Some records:

########

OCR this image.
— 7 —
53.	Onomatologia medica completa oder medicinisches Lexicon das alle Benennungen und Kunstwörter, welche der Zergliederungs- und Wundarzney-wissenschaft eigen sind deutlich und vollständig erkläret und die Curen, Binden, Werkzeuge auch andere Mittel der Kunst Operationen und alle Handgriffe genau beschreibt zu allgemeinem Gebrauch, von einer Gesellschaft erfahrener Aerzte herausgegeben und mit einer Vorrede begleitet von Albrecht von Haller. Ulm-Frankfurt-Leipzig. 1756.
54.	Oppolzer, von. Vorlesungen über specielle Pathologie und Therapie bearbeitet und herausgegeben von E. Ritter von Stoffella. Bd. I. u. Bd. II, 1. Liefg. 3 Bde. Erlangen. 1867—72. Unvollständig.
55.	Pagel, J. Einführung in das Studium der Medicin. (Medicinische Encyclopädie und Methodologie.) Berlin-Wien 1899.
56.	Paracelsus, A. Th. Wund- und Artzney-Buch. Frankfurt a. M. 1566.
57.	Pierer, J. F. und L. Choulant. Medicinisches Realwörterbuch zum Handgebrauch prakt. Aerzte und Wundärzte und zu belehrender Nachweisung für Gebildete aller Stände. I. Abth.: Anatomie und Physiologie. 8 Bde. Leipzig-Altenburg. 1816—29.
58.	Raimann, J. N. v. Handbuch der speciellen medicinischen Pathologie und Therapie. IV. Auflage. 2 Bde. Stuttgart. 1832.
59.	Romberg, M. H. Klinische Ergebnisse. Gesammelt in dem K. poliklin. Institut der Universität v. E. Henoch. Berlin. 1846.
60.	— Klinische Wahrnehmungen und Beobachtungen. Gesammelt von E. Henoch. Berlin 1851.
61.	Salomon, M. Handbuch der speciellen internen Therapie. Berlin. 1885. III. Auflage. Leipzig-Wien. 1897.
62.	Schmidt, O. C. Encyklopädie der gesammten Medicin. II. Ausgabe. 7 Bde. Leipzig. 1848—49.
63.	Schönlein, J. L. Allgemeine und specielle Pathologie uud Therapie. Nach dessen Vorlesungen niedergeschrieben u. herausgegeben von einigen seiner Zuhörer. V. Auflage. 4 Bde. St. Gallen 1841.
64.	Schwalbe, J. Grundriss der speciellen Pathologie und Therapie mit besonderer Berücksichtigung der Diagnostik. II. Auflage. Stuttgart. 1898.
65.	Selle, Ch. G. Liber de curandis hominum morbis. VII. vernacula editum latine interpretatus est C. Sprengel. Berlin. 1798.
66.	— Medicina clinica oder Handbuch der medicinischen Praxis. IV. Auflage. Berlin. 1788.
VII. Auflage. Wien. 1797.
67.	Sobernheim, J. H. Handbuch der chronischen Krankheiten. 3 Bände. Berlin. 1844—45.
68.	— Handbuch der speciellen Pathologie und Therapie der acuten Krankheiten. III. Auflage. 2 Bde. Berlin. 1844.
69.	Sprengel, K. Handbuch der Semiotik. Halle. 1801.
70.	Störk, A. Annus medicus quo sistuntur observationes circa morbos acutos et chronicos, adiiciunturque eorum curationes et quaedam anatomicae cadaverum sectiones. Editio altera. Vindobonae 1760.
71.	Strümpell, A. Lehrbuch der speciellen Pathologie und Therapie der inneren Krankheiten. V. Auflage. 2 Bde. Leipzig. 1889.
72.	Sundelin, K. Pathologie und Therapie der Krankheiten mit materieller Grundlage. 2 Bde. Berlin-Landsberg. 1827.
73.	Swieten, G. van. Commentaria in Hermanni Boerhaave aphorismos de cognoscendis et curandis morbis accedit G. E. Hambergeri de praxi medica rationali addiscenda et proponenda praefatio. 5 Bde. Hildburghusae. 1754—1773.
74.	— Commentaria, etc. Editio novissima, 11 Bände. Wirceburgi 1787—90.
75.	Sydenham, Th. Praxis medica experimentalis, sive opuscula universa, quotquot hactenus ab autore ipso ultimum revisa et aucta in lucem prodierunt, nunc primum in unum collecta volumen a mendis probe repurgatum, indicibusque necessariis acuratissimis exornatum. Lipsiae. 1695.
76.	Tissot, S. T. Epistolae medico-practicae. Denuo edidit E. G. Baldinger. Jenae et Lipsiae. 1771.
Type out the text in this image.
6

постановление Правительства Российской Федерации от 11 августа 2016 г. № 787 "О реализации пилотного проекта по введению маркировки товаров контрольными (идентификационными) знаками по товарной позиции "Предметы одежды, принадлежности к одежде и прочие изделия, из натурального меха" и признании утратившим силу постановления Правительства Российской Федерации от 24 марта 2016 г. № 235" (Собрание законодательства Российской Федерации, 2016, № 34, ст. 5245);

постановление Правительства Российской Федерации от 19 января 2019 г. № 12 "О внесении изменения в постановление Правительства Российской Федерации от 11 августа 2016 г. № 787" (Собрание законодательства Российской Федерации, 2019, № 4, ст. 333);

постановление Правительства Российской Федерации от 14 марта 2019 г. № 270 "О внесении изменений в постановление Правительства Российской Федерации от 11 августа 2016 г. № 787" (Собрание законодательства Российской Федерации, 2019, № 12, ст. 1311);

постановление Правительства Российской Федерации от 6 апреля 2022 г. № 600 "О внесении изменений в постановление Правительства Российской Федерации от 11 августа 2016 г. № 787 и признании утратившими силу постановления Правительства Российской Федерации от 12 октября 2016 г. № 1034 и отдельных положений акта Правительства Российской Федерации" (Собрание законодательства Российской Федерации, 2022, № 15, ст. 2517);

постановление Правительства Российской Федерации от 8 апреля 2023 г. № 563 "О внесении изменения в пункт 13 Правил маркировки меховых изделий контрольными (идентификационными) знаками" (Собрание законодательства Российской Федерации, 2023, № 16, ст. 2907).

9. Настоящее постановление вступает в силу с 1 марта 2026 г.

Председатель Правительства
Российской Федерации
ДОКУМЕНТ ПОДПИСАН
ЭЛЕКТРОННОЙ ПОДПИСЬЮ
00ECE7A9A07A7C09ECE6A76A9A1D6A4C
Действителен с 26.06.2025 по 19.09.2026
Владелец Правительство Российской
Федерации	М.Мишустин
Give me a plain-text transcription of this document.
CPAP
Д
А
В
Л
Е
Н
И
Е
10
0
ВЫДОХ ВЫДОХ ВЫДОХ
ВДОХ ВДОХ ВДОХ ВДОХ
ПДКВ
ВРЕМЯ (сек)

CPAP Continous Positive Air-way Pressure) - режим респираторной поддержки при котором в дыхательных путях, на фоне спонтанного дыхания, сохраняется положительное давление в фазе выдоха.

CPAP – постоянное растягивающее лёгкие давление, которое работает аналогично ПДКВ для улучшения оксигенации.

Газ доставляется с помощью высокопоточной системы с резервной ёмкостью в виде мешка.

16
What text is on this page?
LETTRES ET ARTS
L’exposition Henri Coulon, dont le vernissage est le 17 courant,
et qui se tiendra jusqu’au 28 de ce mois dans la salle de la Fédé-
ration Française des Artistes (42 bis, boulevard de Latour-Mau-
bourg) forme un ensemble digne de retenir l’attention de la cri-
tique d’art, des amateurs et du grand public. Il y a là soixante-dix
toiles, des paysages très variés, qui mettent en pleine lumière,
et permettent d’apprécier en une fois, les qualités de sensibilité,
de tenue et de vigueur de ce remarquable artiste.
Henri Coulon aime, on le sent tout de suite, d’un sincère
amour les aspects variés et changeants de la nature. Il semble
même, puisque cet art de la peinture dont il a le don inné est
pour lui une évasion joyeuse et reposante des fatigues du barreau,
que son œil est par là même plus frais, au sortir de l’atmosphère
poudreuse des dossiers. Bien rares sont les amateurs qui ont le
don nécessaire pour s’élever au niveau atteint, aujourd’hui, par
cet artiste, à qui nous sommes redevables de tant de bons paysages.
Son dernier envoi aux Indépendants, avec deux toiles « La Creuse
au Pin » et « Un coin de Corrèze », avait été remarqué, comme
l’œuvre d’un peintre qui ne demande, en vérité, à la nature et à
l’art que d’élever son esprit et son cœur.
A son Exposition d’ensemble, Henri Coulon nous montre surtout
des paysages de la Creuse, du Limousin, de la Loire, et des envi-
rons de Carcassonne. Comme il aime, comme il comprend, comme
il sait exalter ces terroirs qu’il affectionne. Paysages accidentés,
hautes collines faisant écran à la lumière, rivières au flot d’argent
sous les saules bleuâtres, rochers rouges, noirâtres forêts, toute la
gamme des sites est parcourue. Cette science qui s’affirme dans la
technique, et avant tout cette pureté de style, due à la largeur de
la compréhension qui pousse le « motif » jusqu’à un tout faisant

########

Your objective: Tally the lines of the listing in which the word "même" occurs, and state the total alone.

Full solution: 2